:: PROVIDED RECORDS

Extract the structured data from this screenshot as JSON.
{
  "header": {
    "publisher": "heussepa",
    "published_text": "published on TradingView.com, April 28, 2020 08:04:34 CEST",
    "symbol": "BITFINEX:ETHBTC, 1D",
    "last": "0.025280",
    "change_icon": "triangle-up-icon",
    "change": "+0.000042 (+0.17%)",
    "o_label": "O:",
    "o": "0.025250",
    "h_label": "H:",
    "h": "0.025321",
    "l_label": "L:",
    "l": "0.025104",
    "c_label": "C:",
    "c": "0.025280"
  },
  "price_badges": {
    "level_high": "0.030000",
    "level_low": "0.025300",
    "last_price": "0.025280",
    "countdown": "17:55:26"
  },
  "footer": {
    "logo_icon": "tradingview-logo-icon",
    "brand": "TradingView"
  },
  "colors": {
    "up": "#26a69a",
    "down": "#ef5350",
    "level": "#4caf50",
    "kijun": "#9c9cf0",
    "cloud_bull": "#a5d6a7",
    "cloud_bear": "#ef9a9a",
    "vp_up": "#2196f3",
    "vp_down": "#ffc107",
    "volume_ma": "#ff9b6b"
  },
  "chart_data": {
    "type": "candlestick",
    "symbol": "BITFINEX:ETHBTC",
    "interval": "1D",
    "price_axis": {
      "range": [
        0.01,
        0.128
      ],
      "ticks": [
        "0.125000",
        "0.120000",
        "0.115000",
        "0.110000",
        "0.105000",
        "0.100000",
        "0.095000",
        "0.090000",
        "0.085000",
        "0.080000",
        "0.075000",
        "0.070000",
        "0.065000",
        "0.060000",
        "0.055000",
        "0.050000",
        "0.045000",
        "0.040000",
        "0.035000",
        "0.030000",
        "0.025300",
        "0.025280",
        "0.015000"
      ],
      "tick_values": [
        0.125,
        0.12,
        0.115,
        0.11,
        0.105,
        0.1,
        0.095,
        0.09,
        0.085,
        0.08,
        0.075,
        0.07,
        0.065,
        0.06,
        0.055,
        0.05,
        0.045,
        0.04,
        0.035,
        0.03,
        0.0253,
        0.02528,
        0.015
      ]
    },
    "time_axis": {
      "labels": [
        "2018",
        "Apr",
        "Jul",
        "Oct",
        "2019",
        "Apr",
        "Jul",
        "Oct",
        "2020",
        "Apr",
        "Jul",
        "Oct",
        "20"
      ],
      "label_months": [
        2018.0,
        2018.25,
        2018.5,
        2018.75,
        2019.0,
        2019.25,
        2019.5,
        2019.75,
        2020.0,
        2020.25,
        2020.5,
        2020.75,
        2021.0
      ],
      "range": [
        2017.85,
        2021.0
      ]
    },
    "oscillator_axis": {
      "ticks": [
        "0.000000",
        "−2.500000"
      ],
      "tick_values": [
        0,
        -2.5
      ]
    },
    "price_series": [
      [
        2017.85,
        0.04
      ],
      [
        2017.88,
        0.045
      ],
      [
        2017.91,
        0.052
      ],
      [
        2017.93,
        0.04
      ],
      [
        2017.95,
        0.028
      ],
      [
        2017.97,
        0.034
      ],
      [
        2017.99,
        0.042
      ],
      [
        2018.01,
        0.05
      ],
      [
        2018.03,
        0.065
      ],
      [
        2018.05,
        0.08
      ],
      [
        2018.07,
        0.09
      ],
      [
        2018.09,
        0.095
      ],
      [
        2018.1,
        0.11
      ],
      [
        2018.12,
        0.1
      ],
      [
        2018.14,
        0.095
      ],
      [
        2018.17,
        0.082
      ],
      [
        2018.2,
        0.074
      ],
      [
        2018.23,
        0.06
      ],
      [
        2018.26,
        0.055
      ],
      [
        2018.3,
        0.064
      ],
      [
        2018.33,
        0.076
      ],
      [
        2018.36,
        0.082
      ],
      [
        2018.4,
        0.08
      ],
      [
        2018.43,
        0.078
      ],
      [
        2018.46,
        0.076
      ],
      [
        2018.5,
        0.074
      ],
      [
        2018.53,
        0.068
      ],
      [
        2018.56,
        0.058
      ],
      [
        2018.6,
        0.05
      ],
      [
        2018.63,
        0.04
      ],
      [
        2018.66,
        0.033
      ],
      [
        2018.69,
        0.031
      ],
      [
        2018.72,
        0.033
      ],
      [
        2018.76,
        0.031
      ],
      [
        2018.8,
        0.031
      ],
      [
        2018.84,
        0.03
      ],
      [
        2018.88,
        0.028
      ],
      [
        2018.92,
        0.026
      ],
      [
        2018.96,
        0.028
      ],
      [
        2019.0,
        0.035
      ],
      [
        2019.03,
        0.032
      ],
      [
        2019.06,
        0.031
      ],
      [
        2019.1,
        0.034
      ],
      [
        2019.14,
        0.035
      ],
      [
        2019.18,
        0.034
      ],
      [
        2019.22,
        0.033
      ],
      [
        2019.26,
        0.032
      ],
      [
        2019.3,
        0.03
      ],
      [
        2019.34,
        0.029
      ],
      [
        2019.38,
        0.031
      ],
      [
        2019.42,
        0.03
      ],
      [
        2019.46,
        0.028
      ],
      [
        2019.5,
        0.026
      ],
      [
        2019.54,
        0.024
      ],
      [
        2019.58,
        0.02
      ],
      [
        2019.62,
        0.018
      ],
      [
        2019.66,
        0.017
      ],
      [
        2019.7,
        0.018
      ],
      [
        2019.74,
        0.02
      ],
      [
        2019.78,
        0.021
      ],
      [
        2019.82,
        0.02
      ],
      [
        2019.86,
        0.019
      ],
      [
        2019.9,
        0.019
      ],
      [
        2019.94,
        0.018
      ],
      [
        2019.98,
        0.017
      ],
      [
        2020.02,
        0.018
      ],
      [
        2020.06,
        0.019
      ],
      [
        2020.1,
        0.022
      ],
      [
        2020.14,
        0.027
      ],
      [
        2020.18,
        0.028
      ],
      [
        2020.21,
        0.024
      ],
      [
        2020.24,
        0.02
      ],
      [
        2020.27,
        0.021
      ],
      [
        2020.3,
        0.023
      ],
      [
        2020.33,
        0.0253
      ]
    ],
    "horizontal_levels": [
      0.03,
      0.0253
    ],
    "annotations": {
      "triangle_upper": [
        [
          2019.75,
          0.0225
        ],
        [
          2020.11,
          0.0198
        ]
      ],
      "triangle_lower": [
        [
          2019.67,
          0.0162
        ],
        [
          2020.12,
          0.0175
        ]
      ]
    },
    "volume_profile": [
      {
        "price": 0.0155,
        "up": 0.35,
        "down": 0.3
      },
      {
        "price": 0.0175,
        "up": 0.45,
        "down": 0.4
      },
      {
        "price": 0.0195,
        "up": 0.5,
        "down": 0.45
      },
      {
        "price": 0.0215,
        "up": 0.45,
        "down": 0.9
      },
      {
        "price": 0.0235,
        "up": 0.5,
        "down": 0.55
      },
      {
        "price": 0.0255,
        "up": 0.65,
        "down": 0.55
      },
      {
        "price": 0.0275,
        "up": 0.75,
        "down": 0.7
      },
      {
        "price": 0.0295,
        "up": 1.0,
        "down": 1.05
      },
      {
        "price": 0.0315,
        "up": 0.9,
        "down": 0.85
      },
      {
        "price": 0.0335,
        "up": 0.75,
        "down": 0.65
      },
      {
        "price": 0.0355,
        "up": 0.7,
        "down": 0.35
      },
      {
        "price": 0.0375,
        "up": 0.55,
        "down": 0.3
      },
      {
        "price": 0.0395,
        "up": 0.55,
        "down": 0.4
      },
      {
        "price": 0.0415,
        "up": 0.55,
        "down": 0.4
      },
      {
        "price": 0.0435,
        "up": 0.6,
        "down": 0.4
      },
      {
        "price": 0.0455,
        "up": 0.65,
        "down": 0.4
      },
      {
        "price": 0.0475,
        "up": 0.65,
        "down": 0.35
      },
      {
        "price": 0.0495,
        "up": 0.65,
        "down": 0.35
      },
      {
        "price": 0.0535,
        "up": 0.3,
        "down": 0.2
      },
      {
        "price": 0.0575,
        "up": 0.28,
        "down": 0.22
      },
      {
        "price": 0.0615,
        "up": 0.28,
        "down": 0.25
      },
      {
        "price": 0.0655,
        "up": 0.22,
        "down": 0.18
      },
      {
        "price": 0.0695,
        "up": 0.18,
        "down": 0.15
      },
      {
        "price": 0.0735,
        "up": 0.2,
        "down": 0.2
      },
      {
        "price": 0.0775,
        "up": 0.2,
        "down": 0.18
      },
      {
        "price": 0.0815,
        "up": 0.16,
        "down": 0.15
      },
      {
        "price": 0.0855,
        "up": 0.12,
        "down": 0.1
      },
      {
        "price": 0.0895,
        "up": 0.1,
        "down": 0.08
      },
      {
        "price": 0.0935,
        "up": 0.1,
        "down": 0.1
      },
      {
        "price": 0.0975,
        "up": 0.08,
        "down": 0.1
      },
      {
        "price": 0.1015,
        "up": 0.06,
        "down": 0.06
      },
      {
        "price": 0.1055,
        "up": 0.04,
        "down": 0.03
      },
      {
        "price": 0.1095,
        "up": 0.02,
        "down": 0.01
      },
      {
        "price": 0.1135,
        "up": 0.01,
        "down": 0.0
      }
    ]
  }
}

::::

Copy each line of the listing that contains the string "icon".

    "change_icon": "triangle-up-icon",
    "logo_icon": "tradingview-logo-icon",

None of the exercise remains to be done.